[What you are asked to do]
Extract all lines in the data that contain the word "momentary".
/---
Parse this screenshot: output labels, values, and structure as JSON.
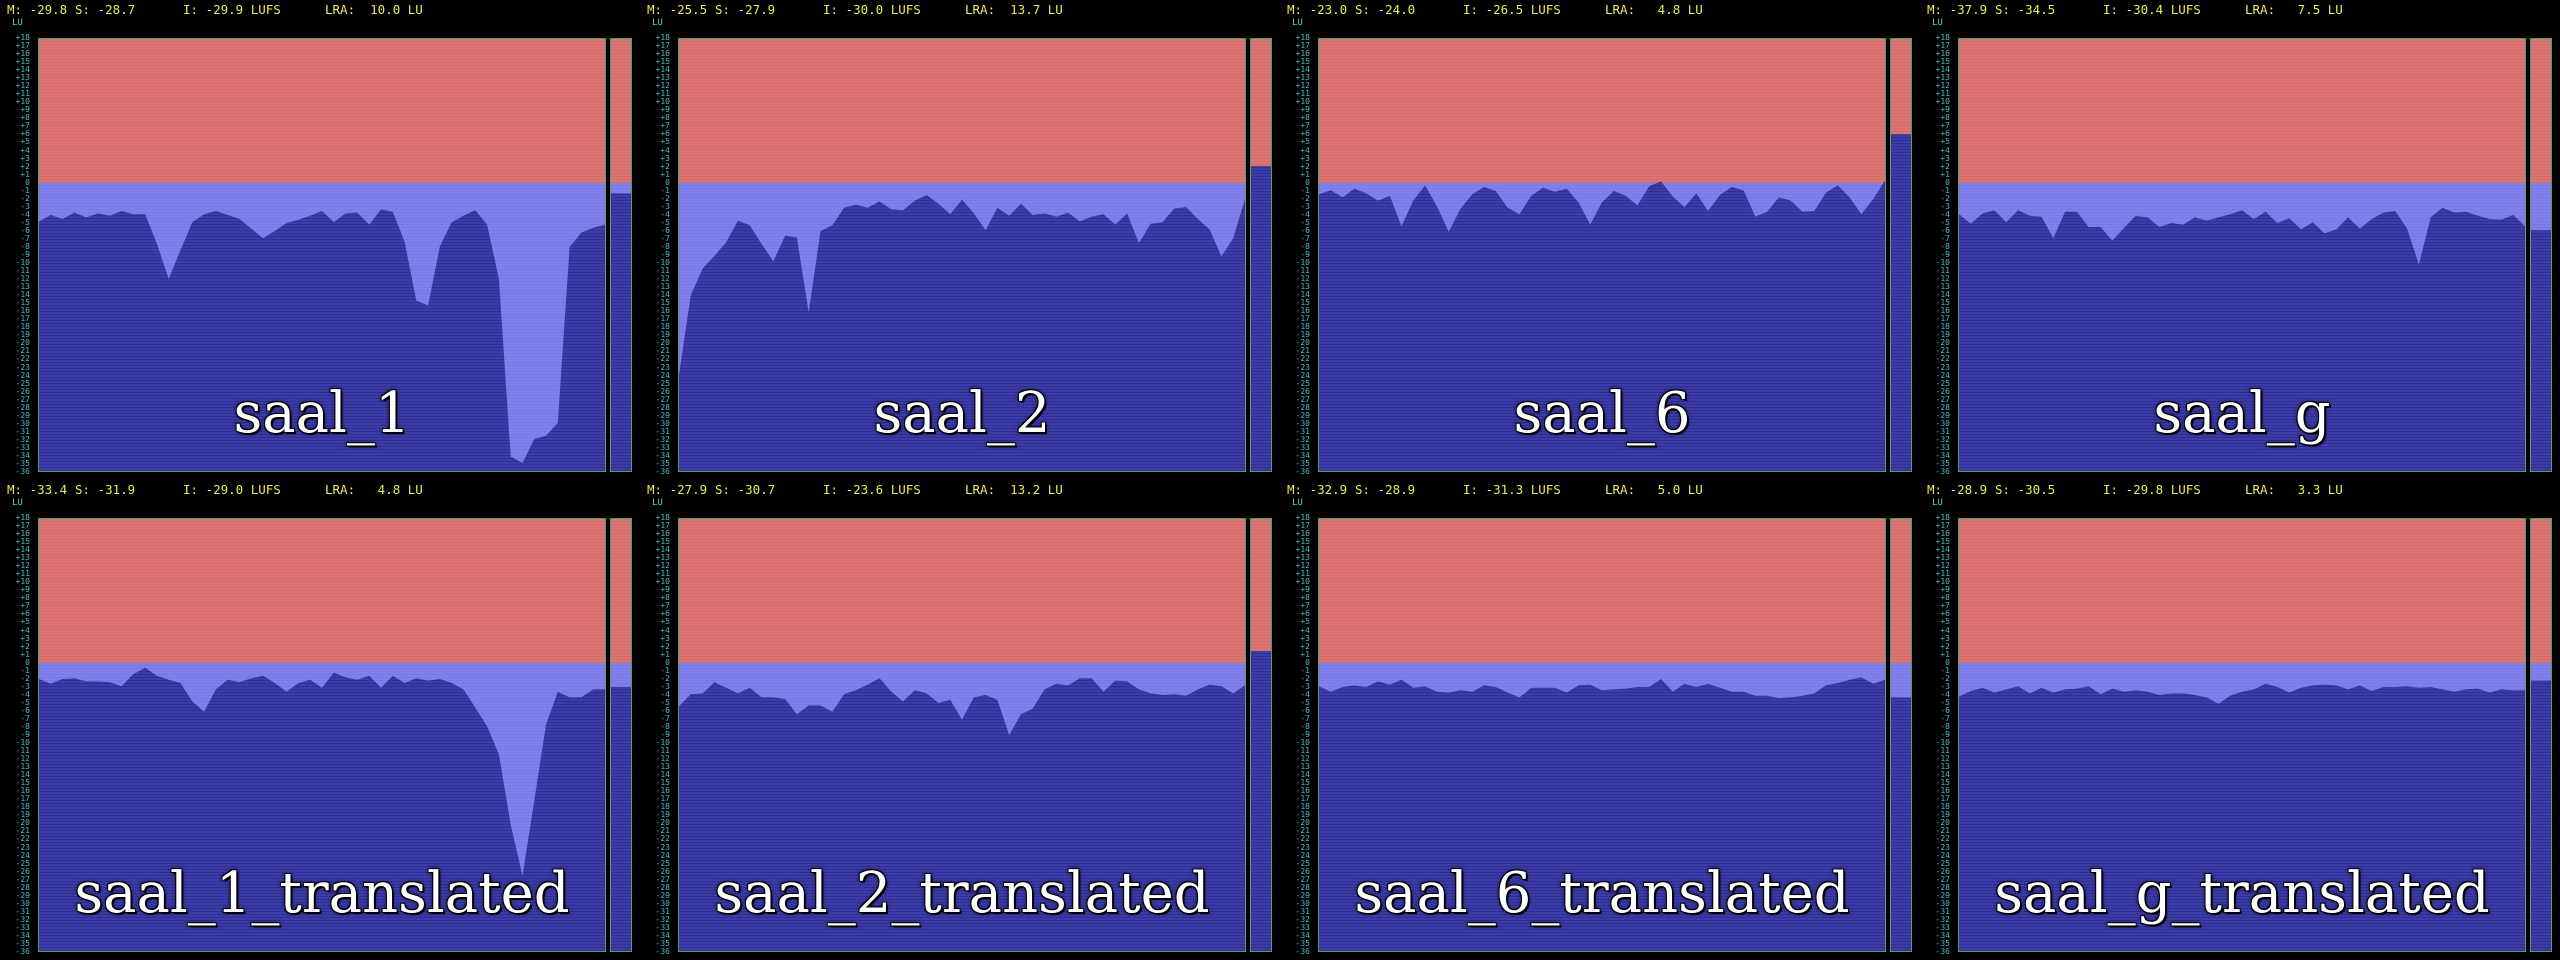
{
  "window": {
    "background": "#000000"
  },
  "colors": {
    "target_zone": "#d96a6a",
    "loud_zone": "#7878e8",
    "fill": "#2e2e9c",
    "border": "#4fa070",
    "stats_text": "#ecec52",
    "scale_text": "#49c0c8",
    "label_text": "#ffffff"
  },
  "scale": {
    "unit": "LU",
    "ticks": [
      "+18",
      "+17",
      "+16",
      "+15",
      "+14",
      "+13",
      "+12",
      "+11",
      "+10",
      "+9",
      "+8",
      "+7",
      "+6",
      "+5",
      "+4",
      "+3",
      "+2",
      "+1",
      "0",
      "-1",
      "-2",
      "-3",
      "-4",
      "-5",
      "-6",
      "-7",
      "-8",
      "-9",
      "-10",
      "-11",
      "-12",
      "-13",
      "-14",
      "-15",
      "-16",
      "-17",
      "-18",
      "-19",
      "-20",
      "-21",
      "-22",
      "-23",
      "-24",
      "-25",
      "-26",
      "-27",
      "-28",
      "-29",
      "-30",
      "-31",
      "-32",
      "-33",
      "-34",
      "-35",
      "-36"
    ]
  },
  "panels": [
    {
      "label": "saal_1",
      "momentary": "M: -29.8",
      "short_term": "S: -28.7",
      "integrated": "I: -29.9 LUFS",
      "lra": "LRA:  10.0 LU",
      "short_term_level_lu": -1.3,
      "history": [
        -4.8,
        -4.0,
        -4.5,
        -3.7,
        -4.3,
        -3.8,
        -4.1,
        -3.5,
        -3.9,
        -3.9,
        -7.6,
        -12.0,
        -8.4,
        -4.9,
        -3.9,
        -3.5,
        -4.0,
        -4.5,
        -5.7,
        -6.9,
        -6.0,
        -5.0,
        -4.6,
        -4.1,
        -3.5,
        -4.9,
        -3.8,
        -3.7,
        -5.2,
        -3.3,
        -3.6,
        -7.3,
        -14.7,
        -15.3,
        -7.9,
        -4.9,
        -4.1,
        -3.4,
        -5.2,
        -12.0,
        -34.2,
        -35.0,
        -32.0,
        -31.6,
        -30.0,
        -8.0,
        -6.2,
        -5.6,
        -5.2
      ]
    },
    {
      "label": "saal_2",
      "momentary": "M: -25.5",
      "short_term": "S: -27.9",
      "integrated": "I: -30.0 LUFS",
      "lra": "LRA:  13.7 LU",
      "short_term_level_lu": 2.1,
      "history": [
        -24.0,
        -14.0,
        -10.7,
        -9.1,
        -7.4,
        -4.7,
        -5.3,
        -7.6,
        -9.8,
        -6.6,
        -6.8,
        -16.2,
        -6.0,
        -5.3,
        -3.1,
        -2.7,
        -3.1,
        -2.3,
        -3.3,
        -3.4,
        -2.2,
        -1.5,
        -2.6,
        -3.9,
        -2.1,
        -3.8,
        -5.9,
        -3.1,
        -4.1,
        -2.6,
        -4.0,
        -3.8,
        -4.2,
        -3.7,
        -4.8,
        -4.2,
        -3.9,
        -5.2,
        -3.8,
        -7.5,
        -5.1,
        -4.9,
        -3.2,
        -3.0,
        -4.5,
        -5.8,
        -9.2,
        -6.9,
        -2.0
      ]
    },
    {
      "label": "saal_6",
      "momentary": "M: -23.0",
      "short_term": "S: -24.0",
      "integrated": "I: -26.5 LUFS",
      "lra": "LRA:   4.8 LU",
      "short_term_level_lu": 6.1,
      "history": [
        -1.4,
        -0.9,
        -1.8,
        -0.7,
        -1.3,
        -2.2,
        -1.6,
        -5.4,
        -2.2,
        -0.3,
        -2.9,
        -6.1,
        -3.2,
        -1.4,
        -0.5,
        -1.0,
        -3.1,
        -3.9,
        -1.6,
        -0.6,
        -1.1,
        -0.7,
        -2.4,
        -5.2,
        -2.4,
        -1.0,
        -1.6,
        -2.8,
        -0.4,
        0.2,
        -1.7,
        -3.0,
        -1.3,
        -3.5,
        -1.5,
        -0.5,
        -0.9,
        -4.2,
        -3.6,
        -1.8,
        -2.2,
        -3.6,
        -3.5,
        -1.2,
        -0.3,
        -1.8,
        -3.9,
        -2.0,
        0.3
      ]
    },
    {
      "label": "saal_g",
      "momentary": "M: -37.9",
      "short_term": "S: -34.5",
      "integrated": "I: -30.4 LUFS",
      "lra": "LRA:   7.5 LU",
      "short_term_level_lu": -5.9,
      "history": [
        -3.9,
        -5.1,
        -3.8,
        -3.4,
        -4.9,
        -3.4,
        -4.1,
        -4.2,
        -6.9,
        -3.6,
        -3.6,
        -5.5,
        -5.5,
        -7.2,
        -5.6,
        -4.1,
        -4.3,
        -5.5,
        -5.0,
        -5.2,
        -4.3,
        -4.7,
        -4.3,
        -3.9,
        -3.4,
        -4.5,
        -3.6,
        -5.0,
        -4.4,
        -5.8,
        -4.9,
        -6.3,
        -5.8,
        -4.3,
        -5.7,
        -4.5,
        -3.7,
        -3.5,
        -5.7,
        -10.2,
        -4.3,
        -3.1,
        -3.7,
        -3.6,
        -4.1,
        -4.5,
        -4.6,
        -4.0,
        -5.4
      ]
    },
    {
      "label": "saal_1_translated",
      "momentary": "M: -33.4",
      "short_term": "S: -31.9",
      "integrated": "I: -29.0 LUFS",
      "lra": "LRA:   4.8 LU",
      "short_term_level_lu": -3.0,
      "history": [
        -2.0,
        -2.6,
        -2.0,
        -1.9,
        -2.3,
        -2.3,
        -2.4,
        -2.9,
        -1.4,
        -0.6,
        -1.6,
        -2.1,
        -2.5,
        -4.8,
        -6.1,
        -3.3,
        -2.1,
        -2.4,
        -1.9,
        -1.6,
        -2.5,
        -3.6,
        -2.5,
        -2.1,
        -3.1,
        -1.2,
        -1.8,
        -2.1,
        -1.6,
        -3.1,
        -1.6,
        -2.5,
        -1.9,
        -2.2,
        -2.0,
        -2.5,
        -3.3,
        -5.6,
        -7.9,
        -11.4,
        -20.2,
        -26.6,
        -17.2,
        -7.7,
        -3.6,
        -4.3,
        -4.3,
        -3.3,
        -3.3
      ]
    },
    {
      "label": "saal_2_translated",
      "momentary": "M: -27.9",
      "short_term": "S: -30.7",
      "integrated": "I: -23.6 LUFS",
      "lra": "LRA:  13.2 LU",
      "short_term_level_lu": 1.5,
      "history": [
        -5.4,
        -3.9,
        -3.8,
        -2.4,
        -3.1,
        -3.8,
        -3.1,
        -4.3,
        -4.3,
        -4.5,
        -6.4,
        -5.3,
        -5.3,
        -6.1,
        -3.9,
        -3.4,
        -2.7,
        -1.9,
        -3.6,
        -4.8,
        -3.4,
        -3.8,
        -5.0,
        -4.6,
        -7.1,
        -4.3,
        -4.0,
        -4.6,
        -9.0,
        -6.4,
        -5.7,
        -3.3,
        -2.6,
        -2.8,
        -1.9,
        -1.9,
        -3.6,
        -2.2,
        -2.3,
        -3.3,
        -3.8,
        -4.0,
        -3.9,
        -4.1,
        -3.3,
        -2.7,
        -2.9,
        -3.8,
        -2.8
      ]
    },
    {
      "label": "saal_6_translated",
      "momentary": "M: -32.9",
      "short_term": "S: -28.9",
      "integrated": "I: -31.3 LUFS",
      "lra": "LRA:   5.0 LU",
      "short_term_level_lu": -4.3,
      "history": [
        -2.9,
        -3.6,
        -3.0,
        -2.8,
        -3.0,
        -2.3,
        -2.7,
        -2.1,
        -3.1,
        -2.9,
        -3.6,
        -3.7,
        -3.4,
        -3.6,
        -2.8,
        -3.0,
        -3.7,
        -4.3,
        -3.1,
        -3.1,
        -3.1,
        -3.7,
        -2.8,
        -2.7,
        -3.4,
        -3.3,
        -3.2,
        -3.0,
        -3.0,
        -2.0,
        -3.6,
        -2.6,
        -3.0,
        -2.6,
        -3.1,
        -3.6,
        -3.6,
        -4.1,
        -4.1,
        -4.4,
        -4.3,
        -4.1,
        -3.8,
        -2.8,
        -2.5,
        -2.1,
        -1.8,
        -2.6,
        -2.1
      ]
    },
    {
      "label": "saal_g_translated",
      "momentary": "M: -28.9",
      "short_term": "S: -30.5",
      "integrated": "I: -29.8 LUFS",
      "lra": "LRA:   3.3 LU",
      "short_term_level_lu": -2.2,
      "history": [
        -4.2,
        -3.5,
        -3.1,
        -3.7,
        -3.3,
        -2.9,
        -3.8,
        -3.1,
        -3.7,
        -3.3,
        -3.2,
        -2.9,
        -3.9,
        -3.2,
        -3.6,
        -3.4,
        -3.6,
        -4.0,
        -3.8,
        -3.8,
        -4.0,
        -4.3,
        -5.1,
        -4.1,
        -3.6,
        -3.3,
        -2.6,
        -3.0,
        -3.7,
        -3.1,
        -2.8,
        -2.7,
        -2.8,
        -3.3,
        -2.8,
        -3.5,
        -3.0,
        -3.0,
        -2.9,
        -3.1,
        -3.0,
        -3.3,
        -3.6,
        -3.3,
        -3.2,
        -3.7,
        -3.3,
        -3.4,
        -3.4
      ]
    }
  ]
}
\---
[Task output]
      "momentary": "M: -29.8",
      "momentary": "M: -25.5",
      "momentary": "M: -23.0",
      "momentary": "M: -37.9",
      "momentary": "M: -33.4",
      "momentary": "M: -27.9",
      "momentary": "M: -32.9",
      "momentary": "M: -28.9",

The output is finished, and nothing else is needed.